WRITTEN INSTRUCTION:
Report the count of lines where the string "Number" appears, and nothing else.

PROVIDED INFORMATION:
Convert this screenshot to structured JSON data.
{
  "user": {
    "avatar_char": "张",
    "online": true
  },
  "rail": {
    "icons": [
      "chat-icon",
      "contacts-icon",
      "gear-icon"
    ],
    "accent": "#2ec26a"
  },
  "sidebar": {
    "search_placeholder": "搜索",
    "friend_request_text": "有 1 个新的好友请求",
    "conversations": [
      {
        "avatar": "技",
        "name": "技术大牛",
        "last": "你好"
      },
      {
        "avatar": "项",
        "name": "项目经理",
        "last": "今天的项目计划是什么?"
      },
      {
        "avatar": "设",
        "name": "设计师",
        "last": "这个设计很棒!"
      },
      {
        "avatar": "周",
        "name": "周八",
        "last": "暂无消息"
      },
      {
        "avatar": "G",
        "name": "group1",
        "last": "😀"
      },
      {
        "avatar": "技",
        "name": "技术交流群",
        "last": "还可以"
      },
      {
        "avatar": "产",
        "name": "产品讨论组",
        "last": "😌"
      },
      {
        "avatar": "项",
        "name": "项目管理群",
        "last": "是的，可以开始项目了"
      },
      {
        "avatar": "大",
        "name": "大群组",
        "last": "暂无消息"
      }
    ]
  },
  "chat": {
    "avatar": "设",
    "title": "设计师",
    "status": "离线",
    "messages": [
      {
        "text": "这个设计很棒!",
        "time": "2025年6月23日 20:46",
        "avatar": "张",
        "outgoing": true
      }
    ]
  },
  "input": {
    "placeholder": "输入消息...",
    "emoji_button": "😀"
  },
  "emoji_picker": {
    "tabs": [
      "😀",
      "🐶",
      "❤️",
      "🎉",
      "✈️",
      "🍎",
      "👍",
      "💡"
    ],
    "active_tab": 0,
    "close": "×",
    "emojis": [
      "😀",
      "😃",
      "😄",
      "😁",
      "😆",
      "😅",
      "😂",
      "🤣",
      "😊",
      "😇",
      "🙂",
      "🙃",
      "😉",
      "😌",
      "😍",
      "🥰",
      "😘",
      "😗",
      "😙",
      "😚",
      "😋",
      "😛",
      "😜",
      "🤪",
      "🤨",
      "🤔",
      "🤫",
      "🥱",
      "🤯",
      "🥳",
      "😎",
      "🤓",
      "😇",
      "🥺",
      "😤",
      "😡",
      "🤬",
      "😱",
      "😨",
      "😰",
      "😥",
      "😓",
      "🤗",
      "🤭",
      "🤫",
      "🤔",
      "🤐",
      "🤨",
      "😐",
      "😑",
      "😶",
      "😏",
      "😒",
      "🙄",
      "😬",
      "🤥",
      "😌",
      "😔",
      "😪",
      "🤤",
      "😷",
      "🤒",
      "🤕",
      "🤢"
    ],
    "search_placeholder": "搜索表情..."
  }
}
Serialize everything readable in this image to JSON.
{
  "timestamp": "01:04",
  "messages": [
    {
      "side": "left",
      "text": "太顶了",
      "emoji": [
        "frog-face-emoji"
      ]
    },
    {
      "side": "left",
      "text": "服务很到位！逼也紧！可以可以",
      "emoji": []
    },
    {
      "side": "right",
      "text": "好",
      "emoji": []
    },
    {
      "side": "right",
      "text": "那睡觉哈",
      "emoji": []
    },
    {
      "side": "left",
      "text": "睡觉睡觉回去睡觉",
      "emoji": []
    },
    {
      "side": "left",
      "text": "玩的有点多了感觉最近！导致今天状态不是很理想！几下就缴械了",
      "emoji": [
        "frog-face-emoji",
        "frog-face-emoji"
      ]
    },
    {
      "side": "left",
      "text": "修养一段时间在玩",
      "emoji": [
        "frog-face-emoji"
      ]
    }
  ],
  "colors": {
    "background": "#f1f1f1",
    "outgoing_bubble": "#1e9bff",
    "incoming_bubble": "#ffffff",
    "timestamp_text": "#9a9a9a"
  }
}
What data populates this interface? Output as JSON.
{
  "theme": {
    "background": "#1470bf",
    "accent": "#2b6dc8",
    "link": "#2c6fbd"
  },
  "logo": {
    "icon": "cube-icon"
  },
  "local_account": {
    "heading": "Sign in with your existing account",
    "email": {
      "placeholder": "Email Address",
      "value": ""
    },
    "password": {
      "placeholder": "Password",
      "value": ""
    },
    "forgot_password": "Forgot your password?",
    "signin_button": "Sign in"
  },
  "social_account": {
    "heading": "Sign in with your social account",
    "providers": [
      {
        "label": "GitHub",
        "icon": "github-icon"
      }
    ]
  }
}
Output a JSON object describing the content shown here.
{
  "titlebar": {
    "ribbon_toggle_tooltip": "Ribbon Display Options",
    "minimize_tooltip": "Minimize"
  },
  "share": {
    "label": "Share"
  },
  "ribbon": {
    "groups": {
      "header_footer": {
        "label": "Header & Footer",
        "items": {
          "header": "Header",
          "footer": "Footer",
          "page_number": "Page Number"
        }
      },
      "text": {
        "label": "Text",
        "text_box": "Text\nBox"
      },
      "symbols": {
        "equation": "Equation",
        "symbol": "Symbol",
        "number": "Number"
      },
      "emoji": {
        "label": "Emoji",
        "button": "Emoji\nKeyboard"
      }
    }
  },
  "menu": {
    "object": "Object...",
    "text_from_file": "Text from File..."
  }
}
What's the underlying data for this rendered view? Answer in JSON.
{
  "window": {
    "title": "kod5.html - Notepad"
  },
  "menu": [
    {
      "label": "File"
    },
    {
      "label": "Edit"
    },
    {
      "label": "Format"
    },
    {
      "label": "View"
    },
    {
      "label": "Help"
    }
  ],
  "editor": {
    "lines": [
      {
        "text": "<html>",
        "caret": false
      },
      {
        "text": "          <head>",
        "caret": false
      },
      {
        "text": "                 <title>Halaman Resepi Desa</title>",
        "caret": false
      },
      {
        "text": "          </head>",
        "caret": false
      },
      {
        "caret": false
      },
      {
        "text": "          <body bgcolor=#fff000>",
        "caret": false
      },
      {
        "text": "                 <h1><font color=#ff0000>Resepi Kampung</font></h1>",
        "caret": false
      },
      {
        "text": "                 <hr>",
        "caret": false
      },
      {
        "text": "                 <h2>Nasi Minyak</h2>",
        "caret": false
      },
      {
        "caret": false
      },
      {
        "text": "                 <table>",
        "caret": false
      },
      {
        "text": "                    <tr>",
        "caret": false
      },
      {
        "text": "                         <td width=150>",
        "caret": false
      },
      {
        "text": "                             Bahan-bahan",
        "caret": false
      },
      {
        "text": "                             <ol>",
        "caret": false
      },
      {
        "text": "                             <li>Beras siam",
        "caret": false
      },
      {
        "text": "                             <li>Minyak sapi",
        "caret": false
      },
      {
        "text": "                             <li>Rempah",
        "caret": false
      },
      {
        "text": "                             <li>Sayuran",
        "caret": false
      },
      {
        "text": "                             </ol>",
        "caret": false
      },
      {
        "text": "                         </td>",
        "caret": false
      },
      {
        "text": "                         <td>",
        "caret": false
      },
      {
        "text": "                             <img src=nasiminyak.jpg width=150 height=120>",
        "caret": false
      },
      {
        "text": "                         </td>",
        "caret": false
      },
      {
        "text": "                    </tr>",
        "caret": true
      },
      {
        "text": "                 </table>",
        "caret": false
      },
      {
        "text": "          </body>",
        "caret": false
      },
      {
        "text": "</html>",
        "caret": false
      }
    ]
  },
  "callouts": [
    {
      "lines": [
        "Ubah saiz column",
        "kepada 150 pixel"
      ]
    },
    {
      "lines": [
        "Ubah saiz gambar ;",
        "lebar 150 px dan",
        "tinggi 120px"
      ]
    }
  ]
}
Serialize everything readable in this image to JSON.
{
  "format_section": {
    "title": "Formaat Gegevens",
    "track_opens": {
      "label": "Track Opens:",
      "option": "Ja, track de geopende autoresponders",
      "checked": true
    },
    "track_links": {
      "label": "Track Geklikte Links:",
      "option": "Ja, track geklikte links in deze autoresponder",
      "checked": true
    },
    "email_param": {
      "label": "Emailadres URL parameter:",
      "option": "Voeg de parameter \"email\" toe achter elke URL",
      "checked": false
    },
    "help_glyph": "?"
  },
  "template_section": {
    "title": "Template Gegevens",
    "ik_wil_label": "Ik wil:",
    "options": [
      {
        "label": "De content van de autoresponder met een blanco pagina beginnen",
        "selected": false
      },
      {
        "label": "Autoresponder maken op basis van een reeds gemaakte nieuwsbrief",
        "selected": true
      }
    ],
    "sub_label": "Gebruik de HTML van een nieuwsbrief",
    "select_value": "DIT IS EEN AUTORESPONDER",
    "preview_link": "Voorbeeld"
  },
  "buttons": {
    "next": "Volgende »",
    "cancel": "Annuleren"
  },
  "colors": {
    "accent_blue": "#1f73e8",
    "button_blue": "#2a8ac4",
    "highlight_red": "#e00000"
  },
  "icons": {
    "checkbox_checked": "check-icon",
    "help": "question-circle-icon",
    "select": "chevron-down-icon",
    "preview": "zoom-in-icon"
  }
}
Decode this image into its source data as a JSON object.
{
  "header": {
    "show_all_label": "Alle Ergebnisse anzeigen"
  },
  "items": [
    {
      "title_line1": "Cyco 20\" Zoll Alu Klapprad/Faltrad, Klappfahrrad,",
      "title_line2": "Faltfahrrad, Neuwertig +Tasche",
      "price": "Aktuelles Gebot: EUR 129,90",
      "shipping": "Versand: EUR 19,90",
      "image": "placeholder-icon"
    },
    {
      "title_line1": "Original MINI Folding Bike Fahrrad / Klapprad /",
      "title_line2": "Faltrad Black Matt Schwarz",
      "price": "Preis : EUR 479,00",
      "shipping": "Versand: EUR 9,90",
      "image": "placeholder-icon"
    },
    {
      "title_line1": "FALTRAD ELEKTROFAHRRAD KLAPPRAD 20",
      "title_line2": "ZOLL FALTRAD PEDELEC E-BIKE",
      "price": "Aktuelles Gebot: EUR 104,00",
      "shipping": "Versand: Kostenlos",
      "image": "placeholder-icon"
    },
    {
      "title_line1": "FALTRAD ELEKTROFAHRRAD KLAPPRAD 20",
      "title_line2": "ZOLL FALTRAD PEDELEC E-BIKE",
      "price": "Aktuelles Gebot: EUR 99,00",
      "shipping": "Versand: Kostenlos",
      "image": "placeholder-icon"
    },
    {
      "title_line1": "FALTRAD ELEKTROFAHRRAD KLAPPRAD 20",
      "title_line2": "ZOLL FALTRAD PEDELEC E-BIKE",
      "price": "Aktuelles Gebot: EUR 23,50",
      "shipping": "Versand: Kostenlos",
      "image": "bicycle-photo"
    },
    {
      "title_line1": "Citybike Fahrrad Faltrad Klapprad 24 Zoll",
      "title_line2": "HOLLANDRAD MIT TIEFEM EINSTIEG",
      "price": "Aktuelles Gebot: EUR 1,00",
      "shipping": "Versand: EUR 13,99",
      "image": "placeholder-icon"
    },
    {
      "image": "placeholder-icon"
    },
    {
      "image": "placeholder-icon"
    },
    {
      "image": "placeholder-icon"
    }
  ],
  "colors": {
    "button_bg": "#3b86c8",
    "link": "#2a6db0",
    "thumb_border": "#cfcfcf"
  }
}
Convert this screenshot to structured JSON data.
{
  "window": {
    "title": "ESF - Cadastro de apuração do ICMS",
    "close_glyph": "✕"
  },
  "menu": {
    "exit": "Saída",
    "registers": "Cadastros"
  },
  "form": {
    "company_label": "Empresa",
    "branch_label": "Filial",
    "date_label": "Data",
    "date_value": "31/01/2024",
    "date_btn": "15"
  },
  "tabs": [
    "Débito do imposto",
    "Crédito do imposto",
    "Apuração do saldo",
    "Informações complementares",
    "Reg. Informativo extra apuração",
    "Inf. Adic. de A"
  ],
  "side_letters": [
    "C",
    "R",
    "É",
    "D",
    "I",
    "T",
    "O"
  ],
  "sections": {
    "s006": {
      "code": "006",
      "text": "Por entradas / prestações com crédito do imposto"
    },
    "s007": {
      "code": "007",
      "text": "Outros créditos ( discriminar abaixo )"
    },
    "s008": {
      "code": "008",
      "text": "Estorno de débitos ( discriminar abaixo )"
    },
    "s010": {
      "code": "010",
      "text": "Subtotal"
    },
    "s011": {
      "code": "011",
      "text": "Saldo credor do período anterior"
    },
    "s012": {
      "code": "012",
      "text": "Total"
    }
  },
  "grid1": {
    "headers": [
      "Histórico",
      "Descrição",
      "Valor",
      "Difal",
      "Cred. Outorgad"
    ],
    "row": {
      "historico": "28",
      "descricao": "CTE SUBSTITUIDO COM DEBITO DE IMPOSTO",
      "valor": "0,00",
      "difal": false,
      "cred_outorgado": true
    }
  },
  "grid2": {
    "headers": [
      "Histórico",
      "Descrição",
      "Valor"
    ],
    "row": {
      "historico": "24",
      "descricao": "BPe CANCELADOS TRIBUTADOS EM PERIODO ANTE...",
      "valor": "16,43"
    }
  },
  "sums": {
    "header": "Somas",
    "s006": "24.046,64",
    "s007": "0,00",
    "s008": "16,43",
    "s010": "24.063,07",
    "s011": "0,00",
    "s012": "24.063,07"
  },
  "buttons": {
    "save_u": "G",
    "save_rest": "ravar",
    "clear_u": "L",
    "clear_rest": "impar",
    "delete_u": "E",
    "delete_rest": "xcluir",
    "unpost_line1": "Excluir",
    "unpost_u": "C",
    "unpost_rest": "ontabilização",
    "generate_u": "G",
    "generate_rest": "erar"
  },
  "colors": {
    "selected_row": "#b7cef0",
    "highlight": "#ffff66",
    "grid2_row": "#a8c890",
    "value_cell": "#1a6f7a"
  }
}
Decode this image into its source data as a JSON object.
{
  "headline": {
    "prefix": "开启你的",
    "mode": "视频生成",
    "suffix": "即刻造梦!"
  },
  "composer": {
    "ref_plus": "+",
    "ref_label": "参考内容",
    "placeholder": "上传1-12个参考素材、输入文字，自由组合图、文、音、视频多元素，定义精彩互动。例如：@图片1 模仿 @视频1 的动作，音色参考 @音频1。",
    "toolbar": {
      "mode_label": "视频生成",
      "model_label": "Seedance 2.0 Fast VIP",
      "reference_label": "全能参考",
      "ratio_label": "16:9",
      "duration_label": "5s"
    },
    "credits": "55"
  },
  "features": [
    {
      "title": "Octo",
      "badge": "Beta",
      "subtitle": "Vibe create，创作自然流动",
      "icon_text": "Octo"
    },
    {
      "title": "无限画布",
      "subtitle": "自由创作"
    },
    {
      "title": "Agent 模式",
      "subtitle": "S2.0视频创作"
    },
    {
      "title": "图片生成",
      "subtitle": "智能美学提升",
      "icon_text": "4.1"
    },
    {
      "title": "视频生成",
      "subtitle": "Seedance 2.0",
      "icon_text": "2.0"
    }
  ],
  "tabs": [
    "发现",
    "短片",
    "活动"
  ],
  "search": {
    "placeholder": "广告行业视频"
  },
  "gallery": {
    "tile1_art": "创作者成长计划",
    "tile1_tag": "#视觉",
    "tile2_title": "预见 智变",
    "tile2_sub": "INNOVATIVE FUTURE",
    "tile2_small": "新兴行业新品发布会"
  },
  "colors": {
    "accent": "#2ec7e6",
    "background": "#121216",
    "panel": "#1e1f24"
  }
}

EXERCISE OUTPUT:
2